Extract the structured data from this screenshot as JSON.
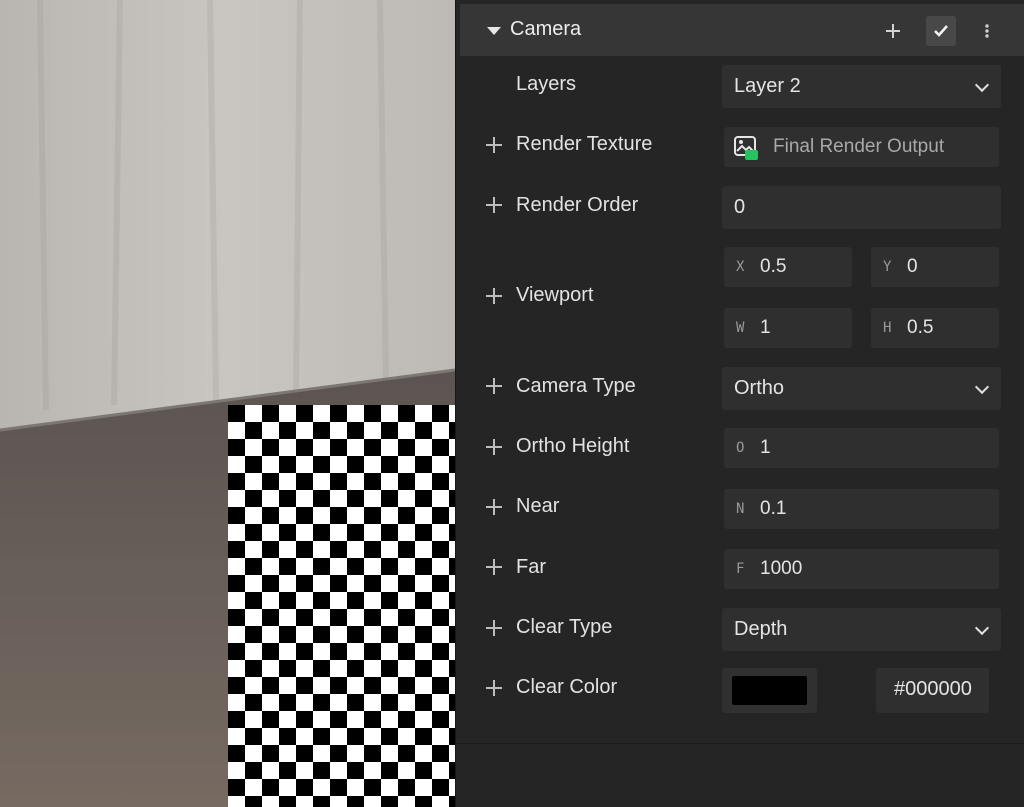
{
  "component": {
    "title": "Camera",
    "header_icons": [
      "caret-down-icon",
      "plus-icon",
      "check-icon",
      "more-vertical-icon"
    ]
  },
  "rows": {
    "layers": {
      "label": "Layers",
      "value": "Layer 2"
    },
    "render_texture": {
      "label": "Render Texture",
      "value": "Final Render Output"
    },
    "render_order": {
      "label": "Render Order",
      "value": "0"
    },
    "viewport": {
      "label": "Viewport",
      "x": {
        "axis": "X",
        "value": "0.5"
      },
      "y": {
        "axis": "Y",
        "value": "0"
      },
      "w": {
        "axis": "W",
        "value": "1"
      },
      "h": {
        "axis": "H",
        "value": "0.5"
      }
    },
    "camera_type": {
      "label": "Camera Type",
      "value": "Ortho"
    },
    "ortho_height": {
      "label": "Ortho Height",
      "axis": "O",
      "value": "1"
    },
    "near": {
      "label": "Near",
      "axis": "N",
      "value": "0.1"
    },
    "far": {
      "label": "Far",
      "axis": "F",
      "value": "1000"
    },
    "clear_type": {
      "label": "Clear Type",
      "value": "Depth"
    },
    "clear_color": {
      "label": "Clear Color",
      "hex": "#000000",
      "swatch": "#000000"
    }
  },
  "colors": {
    "panel_bg": "#252525",
    "header_bg": "#363636",
    "field_bg": "#2f2f2f",
    "text": "#e2e2e2",
    "texture_icon_accent": "#22c55e"
  }
}
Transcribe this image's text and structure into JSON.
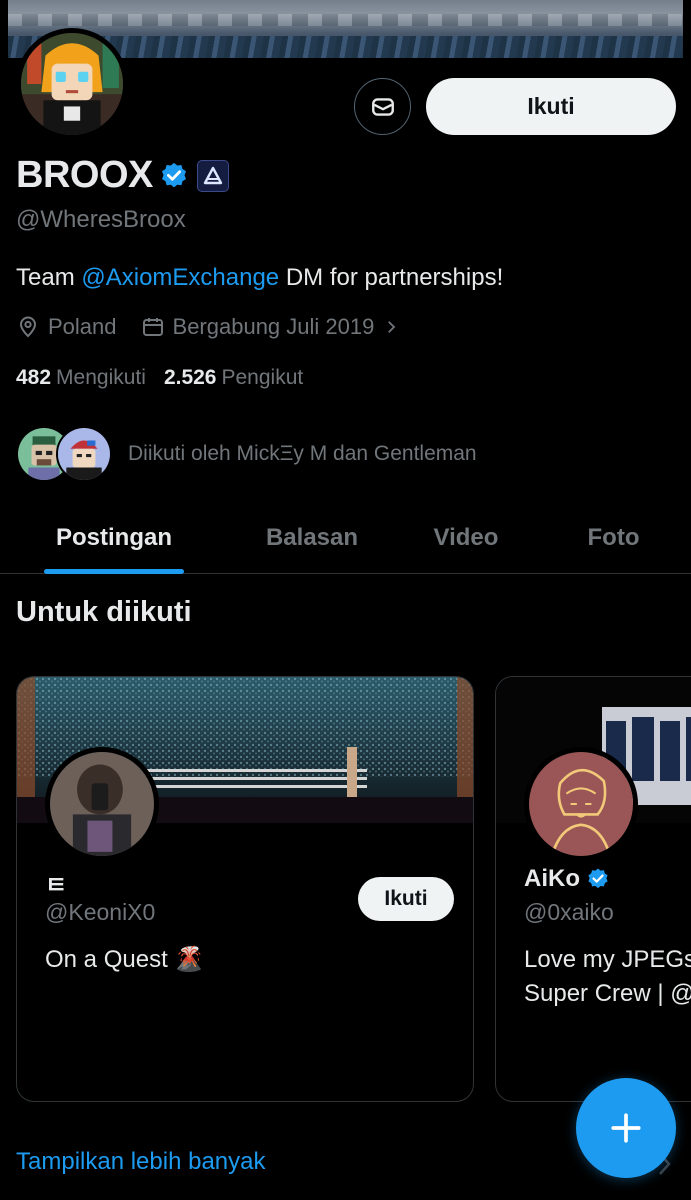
{
  "profile": {
    "name": "BROOX",
    "handle": "@WheresBroox",
    "bio_prefix": "Team ",
    "bio_mention": "@AxiomExchange",
    "bio_suffix": " DM for partnerships!",
    "location": "Poland",
    "joined": "Bergabung Juli 2019",
    "following_count": "482",
    "following_label": "Mengikuti",
    "followers_count": "2.526",
    "followers_label": "Pengikut",
    "followed_by": "Diikuti oleh MickΞy M dan Gentleman"
  },
  "actions": {
    "follow_label": "Ikuti",
    "message_icon": "envelope-icon"
  },
  "tabs": [
    {
      "label": "Postingan",
      "active": true
    },
    {
      "label": "Balasan",
      "active": false
    },
    {
      "label": "Video",
      "active": false
    },
    {
      "label": "Foto",
      "active": false
    }
  ],
  "suggestions": {
    "title": "Untuk diikuti",
    "cards": [
      {
        "name": "ㅌ",
        "handle": "@KeoniX0",
        "bio": "On a Quest 🌋",
        "follow_label": "Ikuti",
        "verified": false
      },
      {
        "name": "AiKo",
        "handle": "@0xaiko",
        "bio_line1": "Love my JPEGs",
        "bio_line2": "Super Crew | @",
        "verified": true
      }
    ],
    "show_more": "Tampilkan lebih banyak"
  },
  "colors": {
    "accent": "#1d9bf0",
    "background": "#000000",
    "text_primary": "#e7e9ea",
    "text_secondary": "#71767b"
  },
  "fab_icon": "plus-icon"
}
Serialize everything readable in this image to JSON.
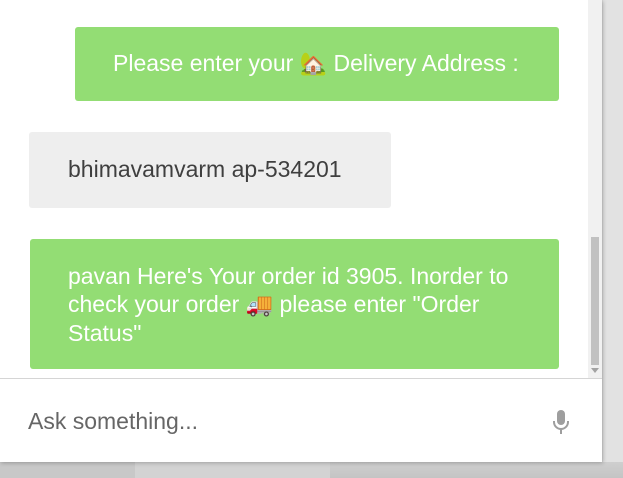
{
  "messages": [
    {
      "sender": "bot",
      "text_before": "Please enter your ",
      "emoji": "🏡",
      "text_after": " Delivery Address :"
    },
    {
      "sender": "user",
      "text": "bhimavamvarm ap-534201"
    },
    {
      "sender": "bot",
      "text_before": "pavan Here's Your order id 3905. Inorder to check your order ",
      "emoji": "🚚",
      "text_after": " please enter \"Order Status\""
    }
  ],
  "input": {
    "placeholder": "Ask something..."
  },
  "icons": {
    "send_voice": "microphone-icon",
    "house": "house-with-garden-icon",
    "truck": "delivery-truck-icon"
  },
  "colors": {
    "bot_bubble": "#93dd74",
    "user_bubble": "#eeeeee",
    "mic": "#9e9e9e"
  }
}
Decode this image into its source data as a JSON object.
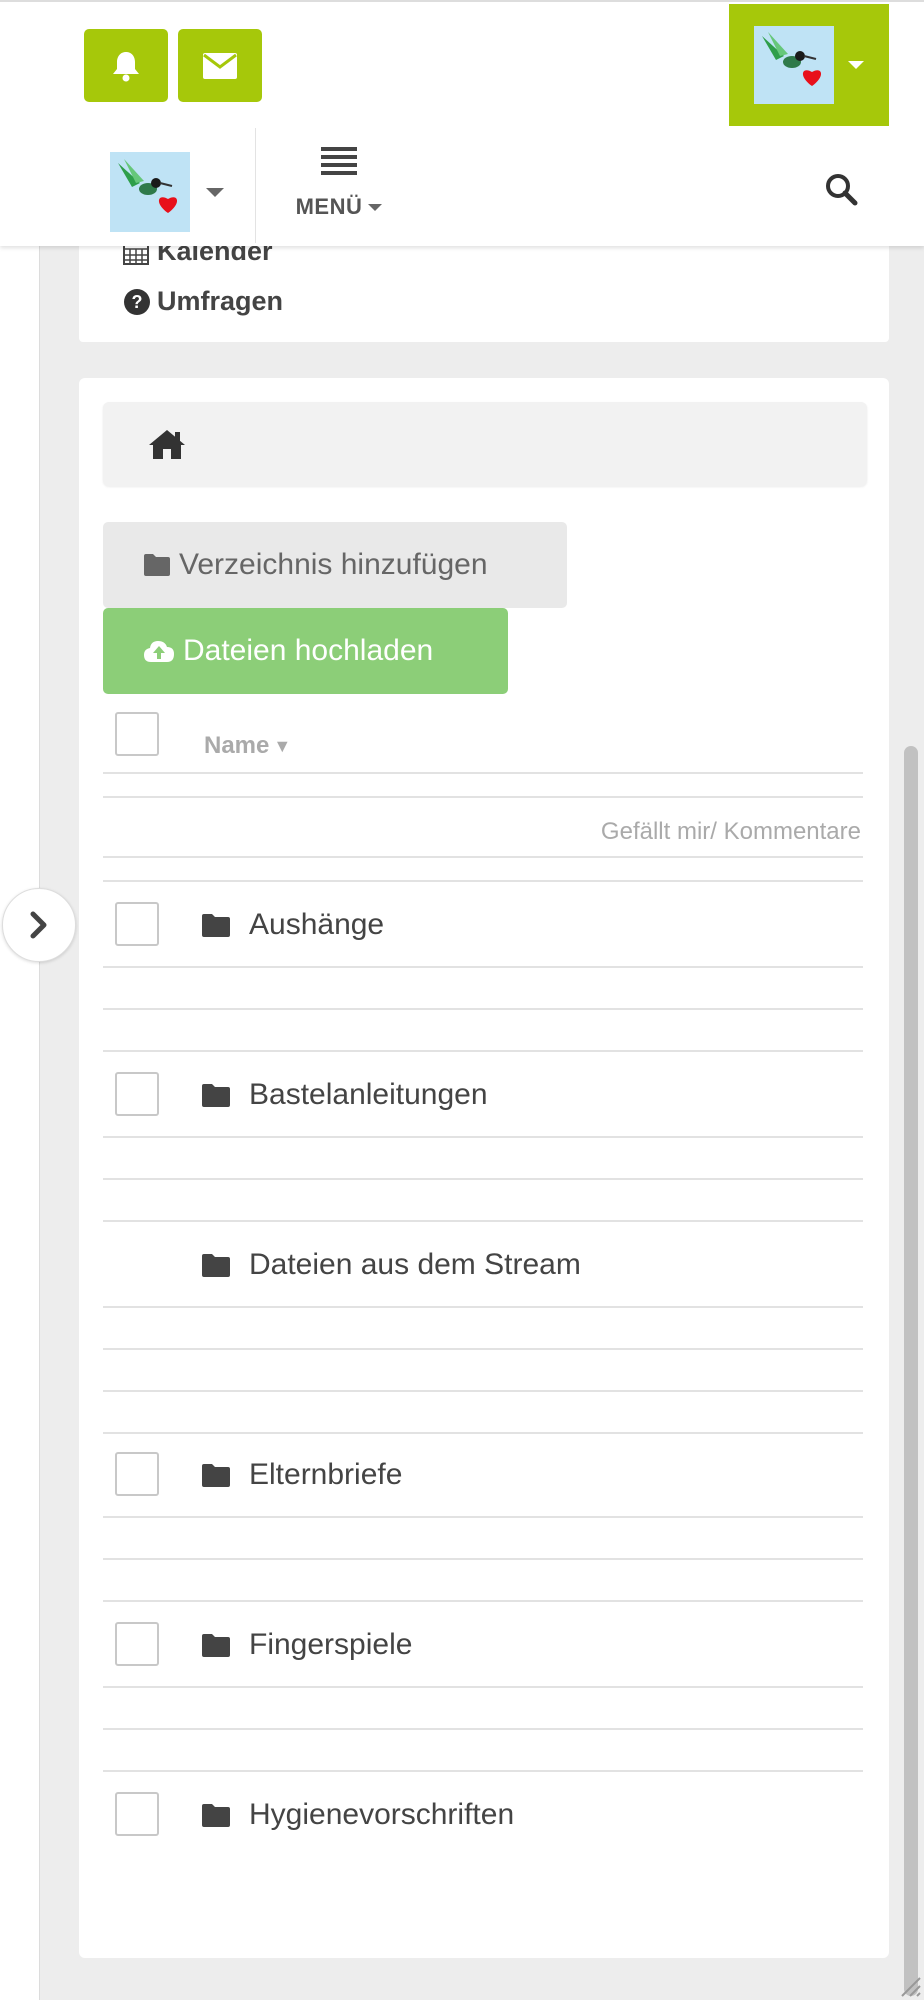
{
  "header": {
    "notifications_icon": "bell-icon",
    "messages_icon": "envelope-icon",
    "profile_avatar": "hummingbird-heart-avatar",
    "space_avatar": "hummingbird-heart-avatar",
    "menu_label": "MENÜ",
    "search_icon": "search-icon",
    "accent_color": "#a6c80a"
  },
  "menu_panel": {
    "items": [
      {
        "label": "Kalender",
        "icon": "calendar-icon"
      },
      {
        "label": "Umfragen",
        "icon": "question-circle-icon"
      }
    ]
  },
  "files": {
    "breadcrumb_icon": "home-icon",
    "add_directory_label": "Verzeichnis hinzufügen",
    "upload_label": "Dateien hochladen",
    "upload_color": "#8cce78",
    "column_name": "Name",
    "column_likes": "Gefällt mir/ Kommentare",
    "rows": [
      {
        "name": "Aushänge",
        "checkbox": true
      },
      {
        "name": "Bastelanleitungen",
        "checkbox": true
      },
      {
        "name": "Dateien aus dem Stream",
        "checkbox": false
      },
      {
        "name": "Elternbriefe",
        "checkbox": true
      },
      {
        "name": "Fingerspiele",
        "checkbox": true
      },
      {
        "name": "Hygienevorschriften",
        "checkbox": true
      }
    ]
  }
}
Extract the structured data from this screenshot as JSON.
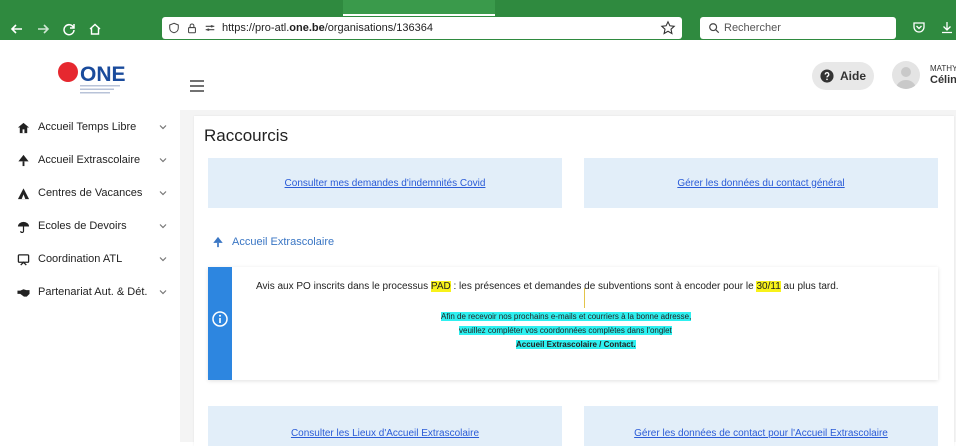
{
  "browser": {
    "url_prefix": "https://pro-atl.",
    "url_domain": "one.be",
    "url_path": "/organisations/136364",
    "search_placeholder": "Rechercher"
  },
  "header": {
    "logo_text": "ONE",
    "help_label": "Aide",
    "user_last": "MATHY",
    "user_first": "Céline"
  },
  "sidebar": {
    "items": [
      {
        "label": "Accueil Temps Libre",
        "icon": "house-icon"
      },
      {
        "label": "Accueil Extrascolaire",
        "icon": "tree-icon"
      },
      {
        "label": "Centres de Vacances",
        "icon": "tent-icon"
      },
      {
        "label": "Ecoles de Devoirs",
        "icon": "umbrella-icon"
      },
      {
        "label": "Coordination ATL",
        "icon": "coordination-icon"
      },
      {
        "label": "Partenariat Aut. & Dét.",
        "icon": "handshake-icon"
      }
    ]
  },
  "main": {
    "title": "Raccourcis",
    "shortcuts": [
      {
        "label": "Consulter mes demandes d'indemnités Covid"
      },
      {
        "label": "Gérer les données du contact général"
      },
      {
        "label": "Consulter les Lieux d'Accueil Extrascolaire"
      },
      {
        "label": "Gérer les données de contact pour l'Accueil Extrascolaire"
      }
    ],
    "section_title": "Accueil Extrascolaire",
    "notice": {
      "part1": "Avis aux PO inscrits dans le processus ",
      "pad": "PAD",
      "part2": " : les présences et demandes de subventions sont à encoder pour le ",
      "date": "30/11",
      "part3": " au plus tard.",
      "line1": "Afin de recevoir nos prochains e-mails et courriers à la bonne adresse,",
      "line2": "veuillez compléter vos coordonnées complètes dans l'onglet",
      "line3": "Accueil Extrascolaire / Contact."
    }
  },
  "colors": {
    "browser_bar": "#2f8a3f",
    "accent_blue": "#2d86e0",
    "shortcut_bg": "#e2eef9",
    "highlight_yellow": "#f8f21a",
    "highlight_cyan": "#2ef0f0",
    "logo_red": "#e6282f",
    "logo_blue": "#1a4b9c"
  }
}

□ □ □ □ □

WHAT IS BEING ASKED:
Without the pictures, reproduce every line of the records above exactly.

RESULT OF THE EXERCISE:
Extract the structured data from this screenshot as JSON.
{
  "component": {
    "title": "Camera",
    "header_icons": [
      "caret-down-icon",
      "plus-icon",
      "check-icon",
      "more-vertical-icon"
    ]
  },
  "rows": {
    "layers": {
      "label": "Layers",
      "value": "Layer 2"
    },
    "render_texture": {
      "label": "Render Texture",
      "value": "Final Render Output"
    },
    "render_order": {
      "label": "Render Order",
      "value": "0"
    },
    "viewport": {
      "label": "Viewport",
      "x": {
        "axis": "X",
        "value": "0.5"
      },
      "y": {
        "axis": "Y",
        "value": "0"
      },
      "w": {
        "axis": "W",
        "value": "1"
      },
      "h": {
        "axis": "H",
        "value": "0.5"
      }
    },
    "camera_type": {
      "label": "Camera Type",
      "value": "Ortho"
    },
    "ortho_height": {
      "label": "Ortho Height",
      "axis": "O",
      "value": "1"
    },
    "near": {
      "label": "Near",
      "axis": "N",
      "value": "0.1"
    },
    "far": {
      "label": "Far",
      "axis": "F",
      "value": "1000"
    },
    "clear_type": {
      "label": "Clear Type",
      "value": "Depth"
    },
    "clear_color": {
      "label": "Clear Color",
      "hex": "#000000",
      "swatch": "#000000"
    }
  },
  "colors": {
    "panel_bg": "#252525",
    "header_bg": "#363636",
    "field_bg": "#2f2f2f",
    "text": "#e2e2e2",
    "texture_icon_accent": "#22c55e"
  }
}
Transcribe this image's text and structure into JSON.
{
  "profile": {
    "name": "BROOX",
    "handle": "@WheresBroox",
    "bio_prefix": "Team ",
    "bio_mention": "@AxiomExchange",
    "bio_suffix": " DM for partnerships!",
    "location": "Poland",
    "joined": "Bergabung Juli 2019",
    "following_count": "482",
    "following_label": "Mengikuti",
    "followers_count": "2.526",
    "followers_label": "Pengikut",
    "followed_by": "Diikuti oleh MickΞy M dan Gentleman"
  },
  "actions": {
    "follow_label": "Ikuti",
    "message_icon": "envelope-icon"
  },
  "tabs": [
    {
      "label": "Postingan",
      "active": true
    },
    {
      "label": "Balasan",
      "active": false
    },
    {
      "label": "Video",
      "active": false
    },
    {
      "label": "Foto",
      "active": false
    }
  ],
  "suggestions": {
    "title": "Untuk diikuti",
    "cards": [
      {
        "name": "ㅌ",
        "handle": "@KeoniX0",
        "bio": "On a Quest 🌋",
        "follow_label": "Ikuti",
        "verified": false
      },
      {
        "name": "AiKo",
        "handle": "@0xaiko",
        "bio_line1": "Love my JPEGs",
        "bio_line2": "Super Crew | @",
        "verified": true
      }
    ],
    "show_more": "Tampilkan lebih banyak"
  },
  "colors": {
    "accent": "#1d9bf0",
    "background": "#000000",
    "text_primary": "#e7e9ea",
    "text_secondary": "#71767b"
  },
  "fab_icon": "plus-icon"
}
Serialize everything readable in this image to JSON.
{
  "messages": [
    {
      "sender": "bot",
      "text_before": "Please enter your ",
      "emoji": "🏡",
      "text_after": " Delivery Address :"
    },
    {
      "sender": "user",
      "text": "bhimavamvarm ap-534201"
    },
    {
      "sender": "bot",
      "text_before": "pavan Here's Your order id 3905. Inorder to check your order ",
      "emoji": "🚚",
      "text_after": " please enter \"Order Status\""
    }
  ],
  "input": {
    "placeholder": "Ask something..."
  },
  "icons": {
    "send_voice": "microphone-icon",
    "house": "house-with-garden-icon",
    "truck": "delivery-truck-icon"
  },
  "colors": {
    "bot_bubble": "#93dd74",
    "user_bubble": "#eeeeee",
    "mic": "#9e9e9e"
  }
}
Decode this image into its source data as a JSON object.
{
  "header": {
    "notifications_icon": "bell-icon",
    "messages_icon": "envelope-icon",
    "profile_avatar": "hummingbird-heart-avatar",
    "space_avatar": "hummingbird-heart-avatar",
    "menu_label": "MENÜ",
    "search_icon": "search-icon",
    "accent_color": "#a6c80a"
  },
  "menu_panel": {
    "items": [
      {
        "label": "Kalender",
        "icon": "calendar-icon"
      },
      {
        "label": "Umfragen",
        "icon": "question-circle-icon"
      }
    ]
  },
  "files": {
    "breadcrumb_icon": "home-icon",
    "add_directory_label": "Verzeichnis hinzufügen",
    "upload_label": "Dateien hochladen",
    "upload_color": "#8cce78",
    "column_name": "Name",
    "column_likes": "Gefällt mir/ Kommentare",
    "rows": [
      {
        "name": "Aushänge",
        "checkbox": true
      },
      {
        "name": "Bastelanleitungen",
        "checkbox": true
      },
      {
        "name": "Dateien aus dem Stream",
        "checkbox": false
      },
      {
        "name": "Elternbriefe",
        "checkbox": true
      },
      {
        "name": "Fingerspiele",
        "checkbox": true
      },
      {
        "name": "Hygienevorschriften",
        "checkbox": true
      }
    ]
  }
}
Extract the structured data from this screenshot as JSON.
{
  "browser": {
    "url_prefix": "https://pro-atl.",
    "url_domain": "one.be",
    "url_path": "/organisations/136364",
    "search_placeholder": "Rechercher"
  },
  "header": {
    "logo_text": "ONE",
    "help_label": "Aide",
    "user_last": "MATHY",
    "user_first": "Céline"
  },
  "sidebar": {
    "items": [
      {
        "label": "Accueil Temps Libre",
        "icon": "house-icon"
      },
      {
        "label": "Accueil Extrascolaire",
        "icon": "tree-icon"
      },
      {
        "label": "Centres de Vacances",
        "icon": "tent-icon"
      },
      {
        "label": "Ecoles de Devoirs",
        "icon": "umbrella-icon"
      },
      {
        "label": "Coordination ATL",
        "icon": "coordination-icon"
      },
      {
        "label": "Partenariat Aut. & Dét.",
        "icon": "handshake-icon"
      }
    ]
  },
  "main": {
    "title": "Raccourcis",
    "shortcuts": [
      {
        "label": "Consulter mes demandes d'indemnités Covid"
      },
      {
        "label": "Gérer les données du contact général"
      },
      {
        "label": "Consulter les Lieux d'Accueil Extrascolaire"
      },
      {
        "label": "Gérer les données de contact pour l'Accueil Extrascolaire"
      }
    ],
    "section_title": "Accueil Extrascolaire",
    "notice": {
      "part1": "Avis aux PO inscrits dans le processus ",
      "pad": "PAD",
      "part2": " : les présences et demandes de subventions sont à encoder pour le ",
      "date": "30/11",
      "part3": " au plus tard.",
      "line1": "Afin de recevoir nos prochains e-mails et courriers à la bonne adresse,",
      "line2": "veuillez compléter vos coordonnées complètes dans l'onglet",
      "line3": "Accueil Extrascolaire / Contact."
    }
  },
  "colors": {
    "browser_bar": "#2f8a3f",
    "accent_blue": "#2d86e0",
    "shortcut_bg": "#e2eef9",
    "highlight_yellow": "#f8f21a",
    "highlight_cyan": "#2ef0f0",
    "logo_red": "#e6282f",
    "logo_blue": "#1a4b9c"
  }
}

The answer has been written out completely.